Stored data:
━━━━━━━━━━

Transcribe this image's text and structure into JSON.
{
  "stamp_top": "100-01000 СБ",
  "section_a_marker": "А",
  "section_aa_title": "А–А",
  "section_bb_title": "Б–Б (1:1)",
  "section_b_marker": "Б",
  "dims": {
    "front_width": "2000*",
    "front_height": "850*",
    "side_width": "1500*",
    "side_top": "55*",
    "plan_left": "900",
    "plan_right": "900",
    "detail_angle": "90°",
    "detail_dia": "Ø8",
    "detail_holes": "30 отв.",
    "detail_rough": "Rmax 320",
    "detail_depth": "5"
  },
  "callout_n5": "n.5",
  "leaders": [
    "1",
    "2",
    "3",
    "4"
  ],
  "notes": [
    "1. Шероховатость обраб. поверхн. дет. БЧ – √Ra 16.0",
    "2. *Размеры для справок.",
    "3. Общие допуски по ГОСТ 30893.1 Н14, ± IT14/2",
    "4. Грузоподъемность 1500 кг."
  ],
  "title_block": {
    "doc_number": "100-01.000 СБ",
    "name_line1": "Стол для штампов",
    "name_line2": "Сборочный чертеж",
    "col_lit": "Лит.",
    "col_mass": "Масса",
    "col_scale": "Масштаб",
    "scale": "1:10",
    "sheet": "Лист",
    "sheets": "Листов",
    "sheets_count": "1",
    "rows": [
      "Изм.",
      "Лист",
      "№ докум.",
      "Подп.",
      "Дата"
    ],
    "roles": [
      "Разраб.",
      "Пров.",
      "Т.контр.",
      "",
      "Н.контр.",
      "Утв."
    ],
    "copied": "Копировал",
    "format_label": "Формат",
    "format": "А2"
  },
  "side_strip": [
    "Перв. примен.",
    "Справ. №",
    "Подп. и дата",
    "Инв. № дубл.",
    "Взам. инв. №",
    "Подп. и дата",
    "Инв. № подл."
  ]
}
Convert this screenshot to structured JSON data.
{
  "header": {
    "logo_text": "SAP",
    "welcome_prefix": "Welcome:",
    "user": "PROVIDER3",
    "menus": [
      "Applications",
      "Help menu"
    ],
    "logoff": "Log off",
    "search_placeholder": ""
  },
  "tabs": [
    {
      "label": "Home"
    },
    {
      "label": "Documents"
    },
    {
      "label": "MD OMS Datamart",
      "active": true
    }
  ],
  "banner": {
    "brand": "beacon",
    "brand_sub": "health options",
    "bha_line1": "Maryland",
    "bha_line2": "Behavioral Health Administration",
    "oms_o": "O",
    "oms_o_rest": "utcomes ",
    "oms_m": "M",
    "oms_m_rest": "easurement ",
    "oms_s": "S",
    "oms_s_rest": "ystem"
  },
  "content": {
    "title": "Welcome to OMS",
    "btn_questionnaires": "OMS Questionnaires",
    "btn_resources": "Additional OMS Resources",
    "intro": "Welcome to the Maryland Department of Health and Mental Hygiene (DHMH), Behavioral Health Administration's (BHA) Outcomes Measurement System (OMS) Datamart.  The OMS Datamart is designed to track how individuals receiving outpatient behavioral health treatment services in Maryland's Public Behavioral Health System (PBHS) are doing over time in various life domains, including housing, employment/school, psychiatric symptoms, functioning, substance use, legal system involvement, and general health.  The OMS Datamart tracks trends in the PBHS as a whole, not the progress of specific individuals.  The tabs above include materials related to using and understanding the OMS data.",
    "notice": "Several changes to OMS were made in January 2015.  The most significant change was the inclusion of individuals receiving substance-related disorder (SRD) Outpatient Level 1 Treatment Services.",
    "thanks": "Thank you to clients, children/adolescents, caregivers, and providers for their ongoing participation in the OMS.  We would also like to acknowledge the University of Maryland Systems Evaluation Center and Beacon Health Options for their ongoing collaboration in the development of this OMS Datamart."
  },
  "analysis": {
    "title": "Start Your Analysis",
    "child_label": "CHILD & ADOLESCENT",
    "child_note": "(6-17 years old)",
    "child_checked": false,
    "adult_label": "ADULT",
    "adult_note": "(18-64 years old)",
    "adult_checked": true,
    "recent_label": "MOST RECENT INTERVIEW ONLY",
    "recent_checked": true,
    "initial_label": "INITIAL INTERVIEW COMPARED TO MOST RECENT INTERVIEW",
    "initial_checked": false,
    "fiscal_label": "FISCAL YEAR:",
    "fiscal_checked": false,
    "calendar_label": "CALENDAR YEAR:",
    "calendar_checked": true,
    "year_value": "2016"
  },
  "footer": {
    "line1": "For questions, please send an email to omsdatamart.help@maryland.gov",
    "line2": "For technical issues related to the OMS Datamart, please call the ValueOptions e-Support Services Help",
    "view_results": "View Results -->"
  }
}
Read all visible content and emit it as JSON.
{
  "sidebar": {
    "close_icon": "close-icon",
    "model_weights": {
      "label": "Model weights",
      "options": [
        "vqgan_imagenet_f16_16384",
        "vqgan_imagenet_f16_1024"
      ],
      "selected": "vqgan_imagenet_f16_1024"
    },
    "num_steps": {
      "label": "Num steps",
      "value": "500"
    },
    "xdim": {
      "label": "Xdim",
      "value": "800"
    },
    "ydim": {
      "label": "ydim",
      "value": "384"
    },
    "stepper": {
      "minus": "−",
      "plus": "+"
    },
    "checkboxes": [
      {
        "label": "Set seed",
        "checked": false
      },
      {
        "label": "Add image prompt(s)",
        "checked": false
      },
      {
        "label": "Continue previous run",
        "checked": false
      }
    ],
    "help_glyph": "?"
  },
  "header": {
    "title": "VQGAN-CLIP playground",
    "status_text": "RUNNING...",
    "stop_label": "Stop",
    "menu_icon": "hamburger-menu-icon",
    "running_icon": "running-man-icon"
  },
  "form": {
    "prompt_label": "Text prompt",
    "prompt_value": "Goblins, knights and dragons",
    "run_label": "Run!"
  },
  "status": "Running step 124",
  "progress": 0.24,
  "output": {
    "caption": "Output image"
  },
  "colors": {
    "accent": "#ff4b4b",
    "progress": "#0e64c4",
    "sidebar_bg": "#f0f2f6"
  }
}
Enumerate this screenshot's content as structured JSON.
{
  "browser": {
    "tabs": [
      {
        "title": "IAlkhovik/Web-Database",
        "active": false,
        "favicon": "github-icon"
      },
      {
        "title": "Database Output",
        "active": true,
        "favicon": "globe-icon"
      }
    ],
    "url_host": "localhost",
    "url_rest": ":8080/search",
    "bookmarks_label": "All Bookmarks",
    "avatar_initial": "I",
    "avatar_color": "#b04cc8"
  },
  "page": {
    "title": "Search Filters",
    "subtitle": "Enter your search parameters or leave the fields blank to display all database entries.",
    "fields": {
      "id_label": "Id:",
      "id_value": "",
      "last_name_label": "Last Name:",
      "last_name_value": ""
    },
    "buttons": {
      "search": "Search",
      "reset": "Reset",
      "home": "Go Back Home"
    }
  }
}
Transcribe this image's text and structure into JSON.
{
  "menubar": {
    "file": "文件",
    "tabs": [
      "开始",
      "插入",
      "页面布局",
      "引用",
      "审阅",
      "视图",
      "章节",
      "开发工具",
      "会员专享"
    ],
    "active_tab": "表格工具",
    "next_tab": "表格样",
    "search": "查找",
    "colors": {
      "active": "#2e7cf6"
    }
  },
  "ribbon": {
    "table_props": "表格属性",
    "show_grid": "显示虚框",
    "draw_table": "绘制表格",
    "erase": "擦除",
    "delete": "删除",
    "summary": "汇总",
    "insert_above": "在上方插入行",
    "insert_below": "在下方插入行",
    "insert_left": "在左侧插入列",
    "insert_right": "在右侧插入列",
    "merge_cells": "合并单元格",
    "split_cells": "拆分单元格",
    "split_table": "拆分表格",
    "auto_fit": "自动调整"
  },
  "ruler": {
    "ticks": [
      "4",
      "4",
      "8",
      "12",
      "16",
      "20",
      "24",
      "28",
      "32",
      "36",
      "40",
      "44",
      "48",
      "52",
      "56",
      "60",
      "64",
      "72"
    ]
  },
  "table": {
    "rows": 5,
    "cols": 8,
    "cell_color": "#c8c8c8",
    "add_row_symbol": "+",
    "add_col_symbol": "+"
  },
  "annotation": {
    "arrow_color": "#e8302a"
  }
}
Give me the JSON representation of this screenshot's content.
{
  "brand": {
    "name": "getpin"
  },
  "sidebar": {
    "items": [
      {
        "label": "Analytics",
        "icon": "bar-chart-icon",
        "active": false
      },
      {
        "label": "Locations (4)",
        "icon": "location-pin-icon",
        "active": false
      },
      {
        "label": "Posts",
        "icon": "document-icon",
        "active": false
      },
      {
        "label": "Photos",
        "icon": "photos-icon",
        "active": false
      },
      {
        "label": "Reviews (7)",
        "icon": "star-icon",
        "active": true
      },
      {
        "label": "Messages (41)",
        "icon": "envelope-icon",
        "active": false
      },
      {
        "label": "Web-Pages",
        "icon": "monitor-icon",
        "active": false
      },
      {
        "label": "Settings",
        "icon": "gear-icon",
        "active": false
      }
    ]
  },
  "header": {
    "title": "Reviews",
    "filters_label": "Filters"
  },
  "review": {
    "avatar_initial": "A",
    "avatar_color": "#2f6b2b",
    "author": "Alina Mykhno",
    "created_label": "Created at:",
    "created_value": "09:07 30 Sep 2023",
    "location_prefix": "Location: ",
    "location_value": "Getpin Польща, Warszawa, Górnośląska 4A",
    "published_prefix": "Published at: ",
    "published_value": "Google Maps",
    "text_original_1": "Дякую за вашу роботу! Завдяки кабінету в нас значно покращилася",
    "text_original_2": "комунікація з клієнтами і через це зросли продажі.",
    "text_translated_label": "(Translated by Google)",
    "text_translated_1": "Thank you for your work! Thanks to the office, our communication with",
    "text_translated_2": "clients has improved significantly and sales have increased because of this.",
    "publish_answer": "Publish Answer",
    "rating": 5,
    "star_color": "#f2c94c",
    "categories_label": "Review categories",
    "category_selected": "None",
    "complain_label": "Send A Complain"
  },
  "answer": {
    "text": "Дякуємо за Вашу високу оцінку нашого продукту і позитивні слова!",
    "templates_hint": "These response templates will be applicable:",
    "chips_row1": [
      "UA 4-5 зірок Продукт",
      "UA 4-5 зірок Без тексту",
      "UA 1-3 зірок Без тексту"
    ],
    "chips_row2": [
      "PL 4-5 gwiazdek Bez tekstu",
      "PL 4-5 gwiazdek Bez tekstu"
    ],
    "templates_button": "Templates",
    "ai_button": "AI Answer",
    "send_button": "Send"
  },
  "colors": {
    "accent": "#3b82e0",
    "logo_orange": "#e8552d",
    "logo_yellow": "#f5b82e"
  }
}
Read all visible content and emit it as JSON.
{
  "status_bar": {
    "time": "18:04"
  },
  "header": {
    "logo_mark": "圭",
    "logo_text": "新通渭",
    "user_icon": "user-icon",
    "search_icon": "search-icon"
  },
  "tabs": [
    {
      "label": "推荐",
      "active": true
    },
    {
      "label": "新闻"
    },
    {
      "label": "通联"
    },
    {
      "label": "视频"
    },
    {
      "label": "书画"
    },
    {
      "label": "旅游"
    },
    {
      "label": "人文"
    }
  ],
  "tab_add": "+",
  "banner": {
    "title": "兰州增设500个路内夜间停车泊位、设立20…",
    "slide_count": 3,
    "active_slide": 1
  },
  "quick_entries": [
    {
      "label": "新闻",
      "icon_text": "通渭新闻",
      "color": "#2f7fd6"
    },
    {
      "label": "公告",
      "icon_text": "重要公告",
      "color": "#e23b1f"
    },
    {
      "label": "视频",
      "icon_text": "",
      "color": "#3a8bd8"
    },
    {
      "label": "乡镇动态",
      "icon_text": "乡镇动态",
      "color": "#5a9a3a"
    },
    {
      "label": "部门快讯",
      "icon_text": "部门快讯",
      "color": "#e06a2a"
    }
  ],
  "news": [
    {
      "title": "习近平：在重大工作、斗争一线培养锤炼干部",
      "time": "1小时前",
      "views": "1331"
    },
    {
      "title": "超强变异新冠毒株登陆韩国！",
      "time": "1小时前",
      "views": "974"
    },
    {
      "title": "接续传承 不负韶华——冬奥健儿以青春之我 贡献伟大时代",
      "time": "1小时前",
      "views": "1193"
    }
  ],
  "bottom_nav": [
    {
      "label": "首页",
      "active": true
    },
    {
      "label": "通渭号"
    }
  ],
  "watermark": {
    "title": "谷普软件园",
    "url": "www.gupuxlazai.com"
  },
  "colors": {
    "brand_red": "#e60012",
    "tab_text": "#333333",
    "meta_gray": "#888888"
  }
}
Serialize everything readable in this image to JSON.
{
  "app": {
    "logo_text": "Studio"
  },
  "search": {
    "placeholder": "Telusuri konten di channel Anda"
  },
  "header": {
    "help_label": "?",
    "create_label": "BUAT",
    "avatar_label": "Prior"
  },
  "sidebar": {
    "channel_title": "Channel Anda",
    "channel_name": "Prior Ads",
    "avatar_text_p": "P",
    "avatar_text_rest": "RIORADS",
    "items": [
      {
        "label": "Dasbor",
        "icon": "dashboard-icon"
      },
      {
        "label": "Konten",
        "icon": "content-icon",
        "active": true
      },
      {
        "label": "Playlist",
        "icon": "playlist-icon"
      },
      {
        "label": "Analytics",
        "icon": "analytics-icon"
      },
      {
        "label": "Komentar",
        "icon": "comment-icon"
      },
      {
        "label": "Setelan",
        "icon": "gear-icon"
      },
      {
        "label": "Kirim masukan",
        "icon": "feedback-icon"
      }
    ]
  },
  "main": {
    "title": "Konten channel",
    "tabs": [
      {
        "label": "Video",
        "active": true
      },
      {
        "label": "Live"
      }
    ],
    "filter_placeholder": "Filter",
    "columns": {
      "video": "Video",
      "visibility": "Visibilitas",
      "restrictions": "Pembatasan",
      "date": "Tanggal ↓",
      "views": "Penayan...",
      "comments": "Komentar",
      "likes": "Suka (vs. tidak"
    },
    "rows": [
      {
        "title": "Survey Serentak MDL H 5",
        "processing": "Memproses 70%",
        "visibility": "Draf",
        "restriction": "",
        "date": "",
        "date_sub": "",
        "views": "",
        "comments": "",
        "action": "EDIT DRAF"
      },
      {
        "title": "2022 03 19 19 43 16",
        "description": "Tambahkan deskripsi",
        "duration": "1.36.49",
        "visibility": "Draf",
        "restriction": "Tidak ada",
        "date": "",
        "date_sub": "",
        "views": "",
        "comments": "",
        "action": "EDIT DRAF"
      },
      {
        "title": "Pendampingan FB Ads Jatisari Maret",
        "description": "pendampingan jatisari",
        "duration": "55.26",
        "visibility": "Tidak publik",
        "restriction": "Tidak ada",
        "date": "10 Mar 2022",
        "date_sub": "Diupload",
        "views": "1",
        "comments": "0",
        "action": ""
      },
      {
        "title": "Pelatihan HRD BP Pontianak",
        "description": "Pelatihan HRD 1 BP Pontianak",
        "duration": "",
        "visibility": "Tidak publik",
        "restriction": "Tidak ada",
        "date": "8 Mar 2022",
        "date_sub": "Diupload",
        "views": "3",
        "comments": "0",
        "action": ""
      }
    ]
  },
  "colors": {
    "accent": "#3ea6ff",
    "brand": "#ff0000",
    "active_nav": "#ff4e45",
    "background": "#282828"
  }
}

━━━━━━━━━━

Among these entries, how many lines include the string "Pelatihan"? Reply with the number by itself.

**Final result**
2